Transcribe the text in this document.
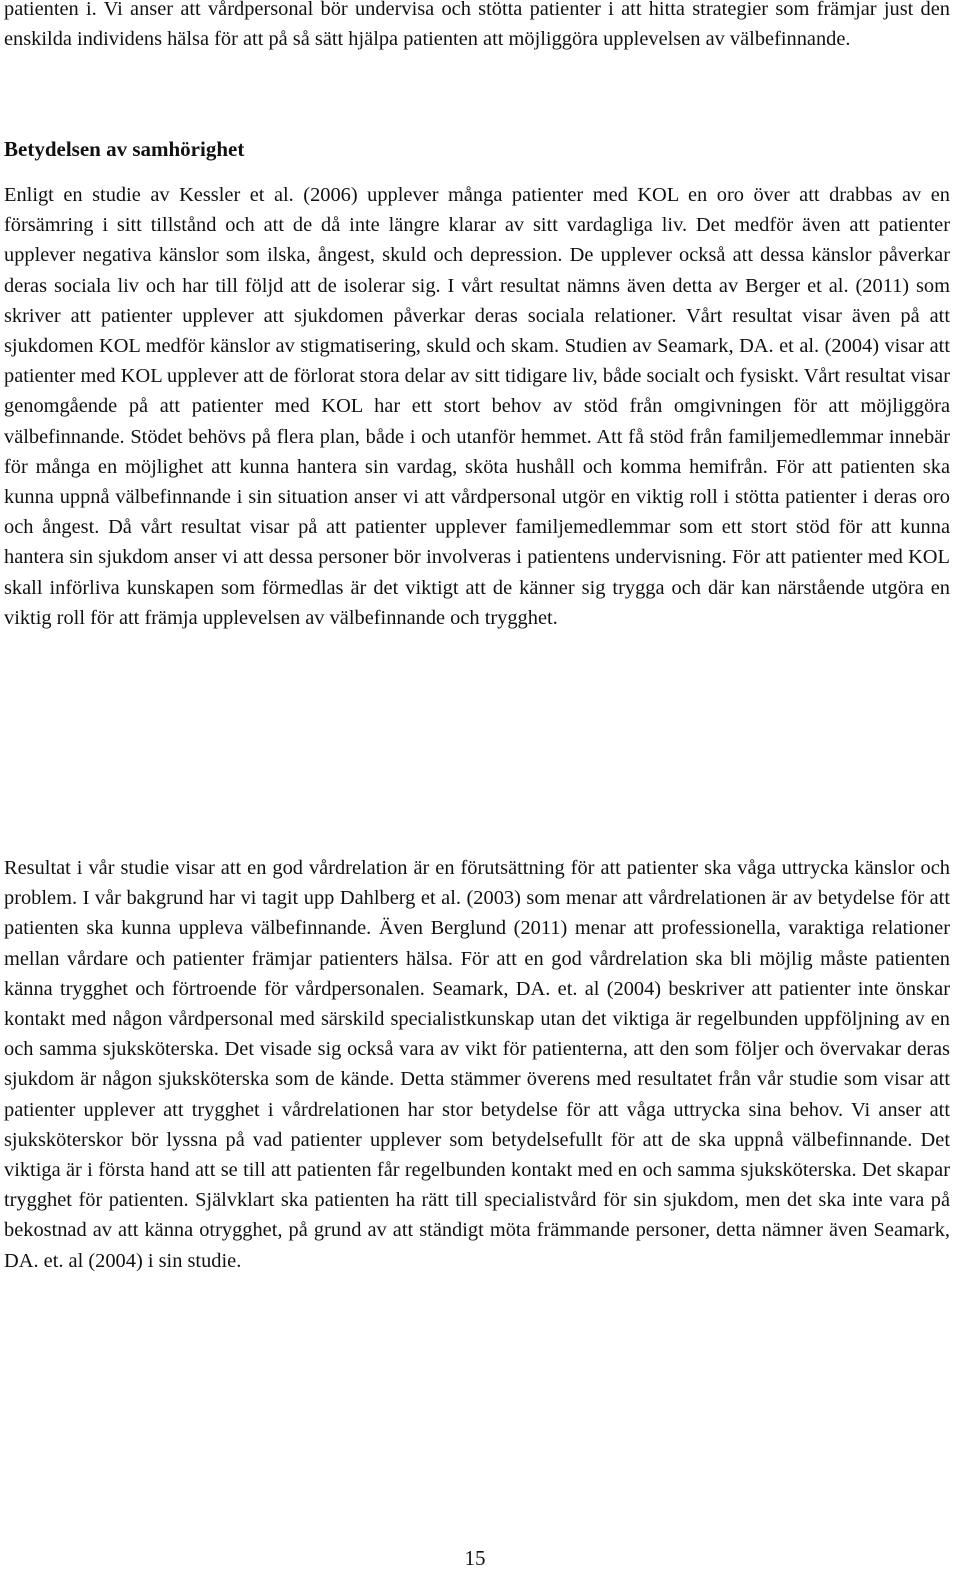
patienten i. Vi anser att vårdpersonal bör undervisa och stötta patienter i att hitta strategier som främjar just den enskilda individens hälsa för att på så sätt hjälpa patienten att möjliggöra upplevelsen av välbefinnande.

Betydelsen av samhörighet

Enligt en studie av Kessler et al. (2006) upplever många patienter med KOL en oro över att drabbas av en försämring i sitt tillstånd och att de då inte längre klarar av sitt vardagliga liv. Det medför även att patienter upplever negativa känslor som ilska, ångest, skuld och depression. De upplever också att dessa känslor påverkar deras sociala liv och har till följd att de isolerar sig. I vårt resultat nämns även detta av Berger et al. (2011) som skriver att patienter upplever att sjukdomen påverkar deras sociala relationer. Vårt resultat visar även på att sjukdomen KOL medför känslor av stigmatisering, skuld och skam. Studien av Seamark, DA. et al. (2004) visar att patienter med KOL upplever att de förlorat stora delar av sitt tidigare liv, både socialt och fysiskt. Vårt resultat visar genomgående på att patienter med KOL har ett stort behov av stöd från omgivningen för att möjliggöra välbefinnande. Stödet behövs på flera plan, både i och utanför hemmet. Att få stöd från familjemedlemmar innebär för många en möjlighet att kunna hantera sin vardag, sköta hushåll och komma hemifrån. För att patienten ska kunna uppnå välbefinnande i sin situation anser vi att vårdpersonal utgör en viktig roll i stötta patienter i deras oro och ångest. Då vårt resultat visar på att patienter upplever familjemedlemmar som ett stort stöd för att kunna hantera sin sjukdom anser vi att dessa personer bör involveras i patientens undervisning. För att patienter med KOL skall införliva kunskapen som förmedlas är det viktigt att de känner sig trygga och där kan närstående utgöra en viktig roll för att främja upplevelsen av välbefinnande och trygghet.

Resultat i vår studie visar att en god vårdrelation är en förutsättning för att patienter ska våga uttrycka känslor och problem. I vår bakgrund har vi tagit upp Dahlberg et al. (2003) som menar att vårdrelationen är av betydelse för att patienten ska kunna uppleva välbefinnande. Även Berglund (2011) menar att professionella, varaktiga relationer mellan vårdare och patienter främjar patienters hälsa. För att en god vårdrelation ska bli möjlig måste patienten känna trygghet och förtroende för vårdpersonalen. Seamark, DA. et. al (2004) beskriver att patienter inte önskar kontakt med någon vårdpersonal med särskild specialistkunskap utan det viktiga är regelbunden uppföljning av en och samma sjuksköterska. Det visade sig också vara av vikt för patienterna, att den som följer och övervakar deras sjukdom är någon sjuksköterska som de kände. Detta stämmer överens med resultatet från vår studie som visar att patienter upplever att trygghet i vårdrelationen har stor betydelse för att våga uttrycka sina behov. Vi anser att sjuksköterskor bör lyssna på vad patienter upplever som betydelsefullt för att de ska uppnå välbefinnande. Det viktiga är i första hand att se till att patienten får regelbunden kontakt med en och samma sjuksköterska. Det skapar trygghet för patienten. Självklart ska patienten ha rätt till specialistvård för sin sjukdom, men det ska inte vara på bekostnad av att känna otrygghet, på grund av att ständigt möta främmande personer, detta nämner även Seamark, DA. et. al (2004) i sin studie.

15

* * * * *

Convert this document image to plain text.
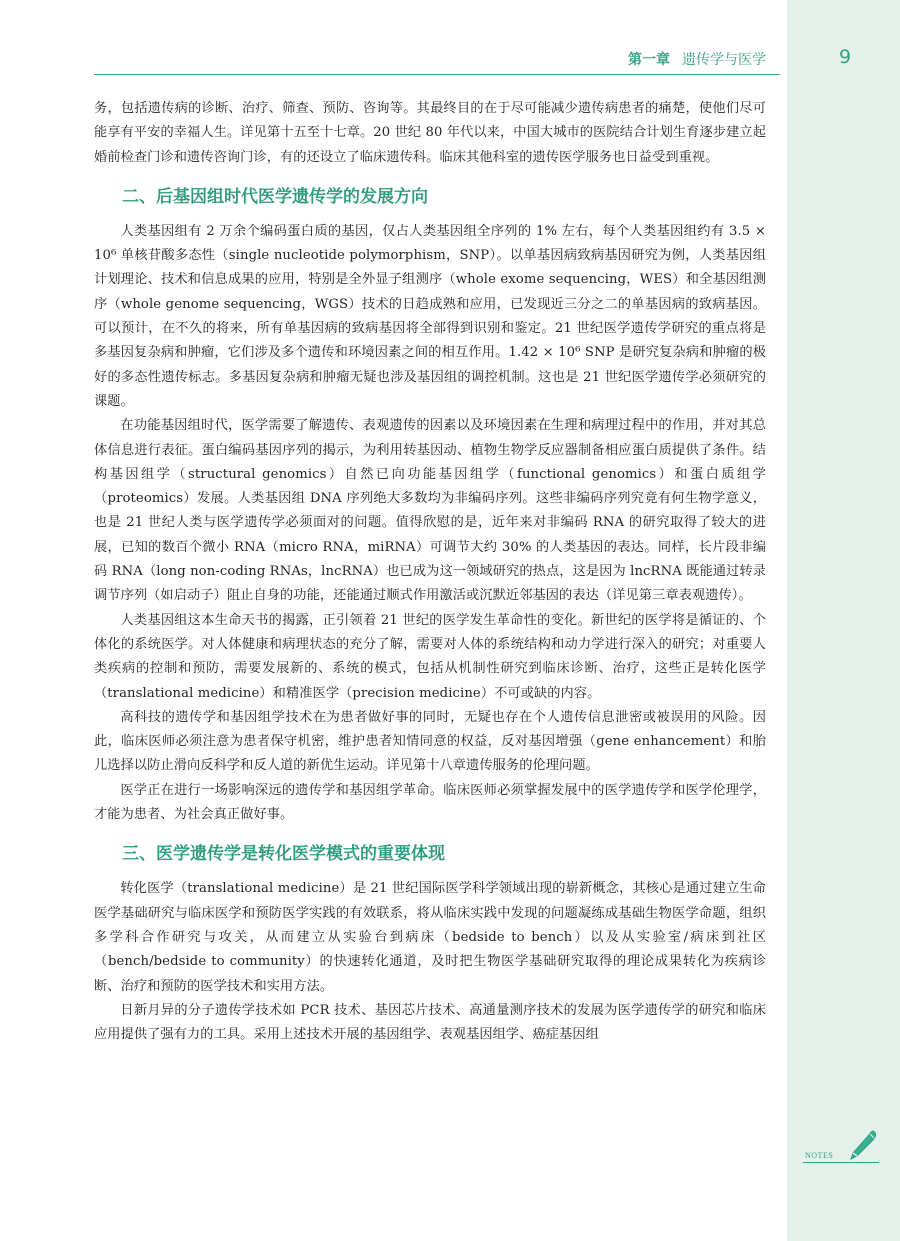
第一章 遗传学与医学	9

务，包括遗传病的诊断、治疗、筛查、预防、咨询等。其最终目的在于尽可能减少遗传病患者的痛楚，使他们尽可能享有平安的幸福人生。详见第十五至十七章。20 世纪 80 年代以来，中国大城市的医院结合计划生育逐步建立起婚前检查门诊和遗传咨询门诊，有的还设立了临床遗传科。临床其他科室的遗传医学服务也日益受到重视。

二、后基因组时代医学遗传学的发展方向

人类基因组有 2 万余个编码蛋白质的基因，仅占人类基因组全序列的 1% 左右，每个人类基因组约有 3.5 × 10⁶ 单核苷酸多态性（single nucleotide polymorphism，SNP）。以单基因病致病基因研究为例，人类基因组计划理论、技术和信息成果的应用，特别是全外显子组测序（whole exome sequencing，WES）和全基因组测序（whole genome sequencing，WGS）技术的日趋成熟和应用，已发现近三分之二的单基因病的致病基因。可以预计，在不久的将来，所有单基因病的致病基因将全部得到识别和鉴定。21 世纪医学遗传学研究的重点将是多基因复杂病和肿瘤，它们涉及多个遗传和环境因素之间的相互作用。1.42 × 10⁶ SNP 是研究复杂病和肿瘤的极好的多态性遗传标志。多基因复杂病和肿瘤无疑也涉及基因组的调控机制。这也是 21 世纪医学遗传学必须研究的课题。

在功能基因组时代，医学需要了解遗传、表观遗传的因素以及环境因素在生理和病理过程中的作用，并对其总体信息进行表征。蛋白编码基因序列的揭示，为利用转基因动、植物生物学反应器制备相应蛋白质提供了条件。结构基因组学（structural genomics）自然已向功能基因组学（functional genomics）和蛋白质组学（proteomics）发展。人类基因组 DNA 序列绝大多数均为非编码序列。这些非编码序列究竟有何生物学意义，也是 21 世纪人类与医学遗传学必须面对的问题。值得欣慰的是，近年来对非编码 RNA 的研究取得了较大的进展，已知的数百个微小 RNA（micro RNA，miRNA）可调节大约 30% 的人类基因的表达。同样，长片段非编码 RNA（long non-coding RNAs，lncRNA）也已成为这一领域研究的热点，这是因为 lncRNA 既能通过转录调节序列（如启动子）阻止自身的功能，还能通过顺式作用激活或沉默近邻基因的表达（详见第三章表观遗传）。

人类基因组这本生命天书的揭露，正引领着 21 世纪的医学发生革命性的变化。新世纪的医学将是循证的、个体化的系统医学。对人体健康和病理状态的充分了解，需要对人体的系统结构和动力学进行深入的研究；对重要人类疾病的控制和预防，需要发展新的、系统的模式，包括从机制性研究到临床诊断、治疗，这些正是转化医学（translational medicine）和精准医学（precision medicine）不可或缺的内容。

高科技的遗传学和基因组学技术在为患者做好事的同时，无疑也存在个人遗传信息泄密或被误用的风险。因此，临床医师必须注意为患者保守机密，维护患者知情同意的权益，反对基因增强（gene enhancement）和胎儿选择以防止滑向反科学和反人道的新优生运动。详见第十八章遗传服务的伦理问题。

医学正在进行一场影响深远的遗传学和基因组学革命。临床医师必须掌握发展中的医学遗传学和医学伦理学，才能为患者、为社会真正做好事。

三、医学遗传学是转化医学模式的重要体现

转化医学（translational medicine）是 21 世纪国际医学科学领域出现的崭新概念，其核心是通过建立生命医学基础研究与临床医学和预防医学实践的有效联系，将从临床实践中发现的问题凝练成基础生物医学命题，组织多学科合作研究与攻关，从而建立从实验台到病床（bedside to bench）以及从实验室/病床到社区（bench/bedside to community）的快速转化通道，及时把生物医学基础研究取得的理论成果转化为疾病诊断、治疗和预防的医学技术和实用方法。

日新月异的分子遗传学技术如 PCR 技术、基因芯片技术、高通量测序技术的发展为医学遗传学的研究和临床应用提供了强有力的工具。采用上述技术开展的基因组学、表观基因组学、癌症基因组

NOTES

* * * * *

• [What you are asked to do]:
Scan the material above for the string "möjliggöra" and report each line where you find it.

• [Answer to the problem]:
patienten i. Vi anser att vårdpersonal bör undervisa och stötta patienter i att hitta strategier som främjar just den enskilda individens hälsa för att på så sätt hjälpa patienten att möjliggöra upplevelsen av välbefinnande.
Enligt en studie av Kessler et al. (2006) upplever många patienter med KOL en oro över att drabbas av en försämring i sitt tillstånd och att de då inte längre klarar av sitt vardagliga liv. Det medför även att patienter upplever negativa känslor som ilska, ångest, skuld och depression. De upplever också att dessa känslor påverkar deras sociala liv och har till följd att de isolerar sig. I vårt resultat nämns även detta av Berger et al. (2011) som skriver att patienter upplever att sjukdomen påverkar deras sociala relationer. Vårt resultat visar även på att sjukdomen KOL medför känslor av stigmatisering, skuld och skam. Studien av Seamark, DA. et al. (2004) visar att patienter med KOL upplever att de förlorat stora delar av sitt tidigare liv, både socialt och fysiskt. Vårt resultat visar genomgående på att patienter med KOL har ett stort behov av stöd från omgivningen för att möjliggöra välbefinnande. Stödet behövs på flera plan, både i och utanför hemmet. Att få stöd från familjemedlemmar innebär för många en möjlighet att kunna hantera sin vardag, sköta hushåll och komma hemifrån. För att patienten ska kunna uppnå välbefinnande i sin situation anser vi att vårdpersonal utgör en viktig roll i stötta patienter i deras oro och ångest. Då vårt resultat visar på att patienter upplever familjemedlemmar som ett stort stöd för att kunna hantera sin sjukdom anser vi att dessa personer bör involveras i patientens undervisning. För att patienter med KOL skall införliva kunskapen som förmedlas är det viktigt att de känner sig trygga och där kan närstående utgöra en viktig roll för att främja upplevelsen av välbefinnande och trygghet.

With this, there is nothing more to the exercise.